-- STATED EXERCISE --
All of the material below is to be returned exactly.

--- START DATA SUPPLIED ---

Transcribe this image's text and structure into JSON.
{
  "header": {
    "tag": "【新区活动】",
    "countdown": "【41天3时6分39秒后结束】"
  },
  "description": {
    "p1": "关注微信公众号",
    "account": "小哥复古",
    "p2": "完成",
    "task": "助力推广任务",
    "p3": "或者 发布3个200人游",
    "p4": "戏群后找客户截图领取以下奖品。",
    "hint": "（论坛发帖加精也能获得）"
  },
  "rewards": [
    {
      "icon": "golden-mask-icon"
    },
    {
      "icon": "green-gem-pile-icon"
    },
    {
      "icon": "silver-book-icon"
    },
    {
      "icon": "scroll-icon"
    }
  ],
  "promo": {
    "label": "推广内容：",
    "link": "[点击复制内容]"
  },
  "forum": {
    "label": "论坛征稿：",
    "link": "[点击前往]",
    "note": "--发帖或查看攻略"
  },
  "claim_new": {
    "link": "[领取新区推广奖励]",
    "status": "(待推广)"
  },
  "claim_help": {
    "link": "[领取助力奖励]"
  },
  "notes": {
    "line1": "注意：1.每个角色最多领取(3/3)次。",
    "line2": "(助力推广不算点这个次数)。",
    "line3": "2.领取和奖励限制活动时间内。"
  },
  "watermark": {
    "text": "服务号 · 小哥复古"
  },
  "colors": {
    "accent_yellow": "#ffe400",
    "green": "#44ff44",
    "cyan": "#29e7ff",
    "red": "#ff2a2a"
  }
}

--- END DATA SUPPLIED ---

-- FINISHED ANSWER --
Transcribe this image's text and structure into JSON.
{
  "header": {
    "tag": "【新区活动】",
    "countdown": "【41天3时6分39秒后结束】"
  },
  "description": {
    "p1": "关注微信公众号",
    "account": "小哥复古",
    "p2": "完成",
    "task": "助力推广任务",
    "p3": "或者 发布3个200人游",
    "p4": "戏群后找客户截图领取以下奖品。",
    "hint": "（论坛发帖加精也能获得）"
  },
  "rewards": [
    {
      "icon": "golden-mask-icon"
    },
    {
      "icon": "green-gem-pile-icon"
    },
    {
      "icon": "silver-book-icon"
    },
    {
      "icon": "scroll-icon"
    }
  ],
  "promo": {
    "label": "推广内容：",
    "link": "[点击复制内容]"
  },
  "forum": {
    "label": "论坛征稿：",
    "link": "[点击前往]",
    "note": "--发帖或查看攻略"
  },
  "claim_new": {
    "link": "[领取新区推广奖励]",
    "status": "(待推广)"
  },
  "claim_help": {
    "link": "[领取助力奖励]"
  },
  "notes": {
    "line1": "注意：1.每个角色最多领取(3/3)次。",
    "line2": "(助力推广不算点这个次数)。",
    "line3": "2.领取和奖励限制活动时间内。"
  },
  "watermark": {
    "text": "服务号 · 小哥复古"
  },
  "colors": {
    "accent_yellow": "#ffe400",
    "green": "#44ff44",
    "cyan": "#29e7ff",
    "red": "#ff2a2a"
  }
}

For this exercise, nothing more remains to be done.